__Short exercise__. Echo back the lines below unchanged, starting with the line that contains "avatar[interactable] bbox=[1861, 11, 1893, 43]" and going on through the line that contains "208, 1066, 251]".

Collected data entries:
________________________________________

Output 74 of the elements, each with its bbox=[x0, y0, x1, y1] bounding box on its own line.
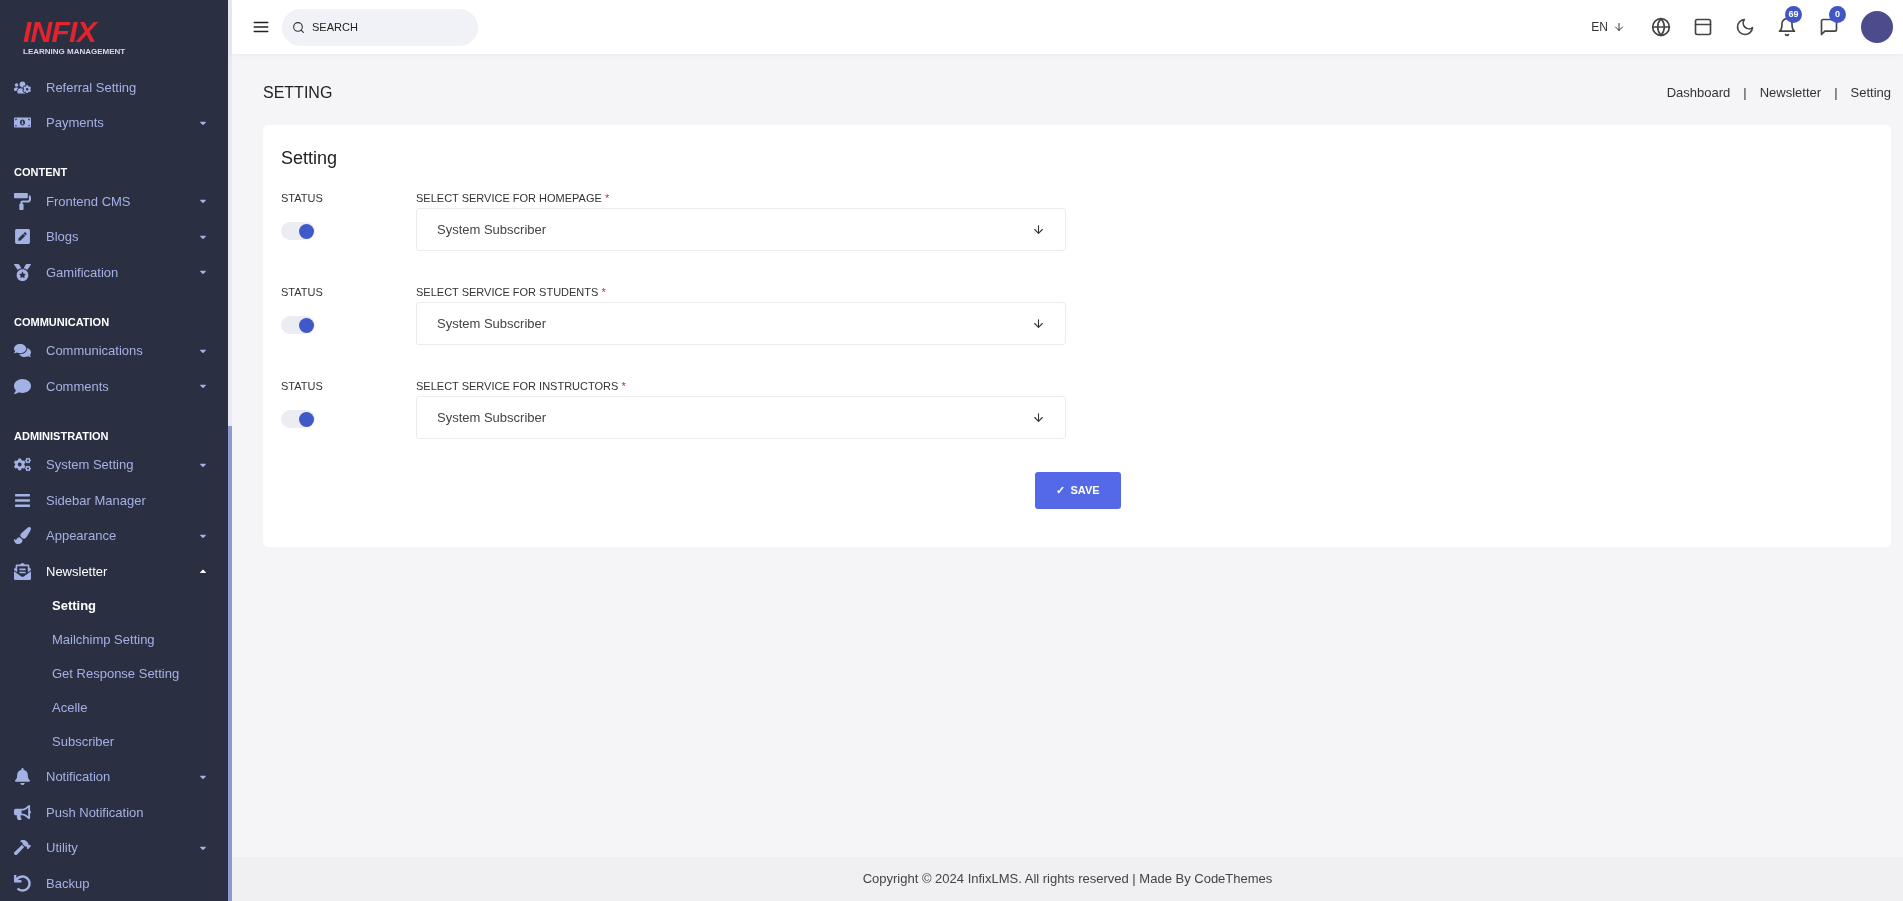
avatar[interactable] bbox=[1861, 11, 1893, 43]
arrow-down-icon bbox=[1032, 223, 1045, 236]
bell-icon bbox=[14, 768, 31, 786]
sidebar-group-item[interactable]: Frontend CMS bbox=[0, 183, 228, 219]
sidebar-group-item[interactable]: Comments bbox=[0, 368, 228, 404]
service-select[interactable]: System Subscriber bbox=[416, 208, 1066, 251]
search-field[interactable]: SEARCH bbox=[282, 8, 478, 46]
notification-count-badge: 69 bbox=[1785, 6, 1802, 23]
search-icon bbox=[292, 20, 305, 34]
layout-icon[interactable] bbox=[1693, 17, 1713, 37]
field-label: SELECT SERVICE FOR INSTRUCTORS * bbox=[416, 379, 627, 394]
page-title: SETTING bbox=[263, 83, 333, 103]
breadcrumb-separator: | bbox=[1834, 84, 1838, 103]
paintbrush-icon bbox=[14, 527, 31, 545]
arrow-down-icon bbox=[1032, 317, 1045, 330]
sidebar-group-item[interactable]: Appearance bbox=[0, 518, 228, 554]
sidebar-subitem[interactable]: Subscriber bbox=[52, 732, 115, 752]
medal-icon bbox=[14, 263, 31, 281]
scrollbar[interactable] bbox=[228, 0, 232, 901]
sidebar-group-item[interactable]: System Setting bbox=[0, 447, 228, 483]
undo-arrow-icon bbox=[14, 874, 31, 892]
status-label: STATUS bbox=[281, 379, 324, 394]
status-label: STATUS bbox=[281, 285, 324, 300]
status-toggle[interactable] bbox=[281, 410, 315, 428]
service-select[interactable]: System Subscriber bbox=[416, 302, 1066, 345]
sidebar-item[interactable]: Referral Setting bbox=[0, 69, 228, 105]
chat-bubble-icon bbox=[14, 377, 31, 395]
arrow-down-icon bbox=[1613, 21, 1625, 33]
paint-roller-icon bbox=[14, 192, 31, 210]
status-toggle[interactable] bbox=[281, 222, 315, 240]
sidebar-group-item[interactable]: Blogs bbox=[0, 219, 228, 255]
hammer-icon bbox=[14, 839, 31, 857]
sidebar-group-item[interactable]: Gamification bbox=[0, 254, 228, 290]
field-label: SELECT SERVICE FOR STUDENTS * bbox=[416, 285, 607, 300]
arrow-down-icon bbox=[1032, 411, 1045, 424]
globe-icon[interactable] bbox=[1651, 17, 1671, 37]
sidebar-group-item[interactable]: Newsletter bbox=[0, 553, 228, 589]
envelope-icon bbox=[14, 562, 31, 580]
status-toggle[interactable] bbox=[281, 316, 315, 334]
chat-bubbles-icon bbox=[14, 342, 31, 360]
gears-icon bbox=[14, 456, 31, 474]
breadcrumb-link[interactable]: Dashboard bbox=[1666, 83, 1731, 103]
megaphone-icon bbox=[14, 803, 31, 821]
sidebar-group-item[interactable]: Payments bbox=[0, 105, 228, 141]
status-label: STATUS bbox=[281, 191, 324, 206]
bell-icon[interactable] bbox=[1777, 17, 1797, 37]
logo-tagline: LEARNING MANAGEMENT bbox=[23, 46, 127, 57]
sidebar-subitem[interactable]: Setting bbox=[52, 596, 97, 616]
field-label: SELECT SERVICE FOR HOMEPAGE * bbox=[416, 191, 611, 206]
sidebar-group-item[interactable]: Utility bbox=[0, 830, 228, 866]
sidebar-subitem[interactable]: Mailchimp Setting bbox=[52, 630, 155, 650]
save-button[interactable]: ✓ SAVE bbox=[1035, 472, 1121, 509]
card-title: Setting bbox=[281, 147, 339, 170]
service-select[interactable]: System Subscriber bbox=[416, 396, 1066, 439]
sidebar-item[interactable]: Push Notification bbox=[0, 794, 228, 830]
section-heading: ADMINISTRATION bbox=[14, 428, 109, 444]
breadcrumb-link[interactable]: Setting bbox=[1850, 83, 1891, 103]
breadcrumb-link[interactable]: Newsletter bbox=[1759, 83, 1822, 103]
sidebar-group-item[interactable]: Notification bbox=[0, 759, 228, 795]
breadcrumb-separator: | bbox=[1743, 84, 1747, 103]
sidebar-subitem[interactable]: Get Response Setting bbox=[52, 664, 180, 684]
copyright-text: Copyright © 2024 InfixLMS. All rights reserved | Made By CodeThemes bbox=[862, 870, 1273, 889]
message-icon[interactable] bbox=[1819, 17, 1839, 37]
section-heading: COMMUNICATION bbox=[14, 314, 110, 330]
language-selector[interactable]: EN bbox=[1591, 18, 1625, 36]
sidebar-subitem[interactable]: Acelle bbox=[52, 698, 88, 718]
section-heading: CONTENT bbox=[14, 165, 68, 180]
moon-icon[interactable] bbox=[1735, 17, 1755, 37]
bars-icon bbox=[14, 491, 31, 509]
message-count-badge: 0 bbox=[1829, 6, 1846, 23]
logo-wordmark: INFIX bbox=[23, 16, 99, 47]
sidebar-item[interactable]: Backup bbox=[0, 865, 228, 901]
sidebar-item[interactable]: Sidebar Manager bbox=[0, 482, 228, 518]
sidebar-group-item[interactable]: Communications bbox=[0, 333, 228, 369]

________________________________________

__Result of this task__.
avatar[interactable] bbox=[1861, 11, 1893, 43]
arrow-down-icon bbox=[1032, 223, 1045, 236]
bell-icon bbox=[14, 768, 31, 786]
sidebar-group-item[interactable]: Frontend CMS bbox=[0, 183, 228, 219]
sidebar-group-item[interactable]: Comments bbox=[0, 368, 228, 404]
service-select[interactable]: System Subscriber bbox=[416, 208, 1066, 251]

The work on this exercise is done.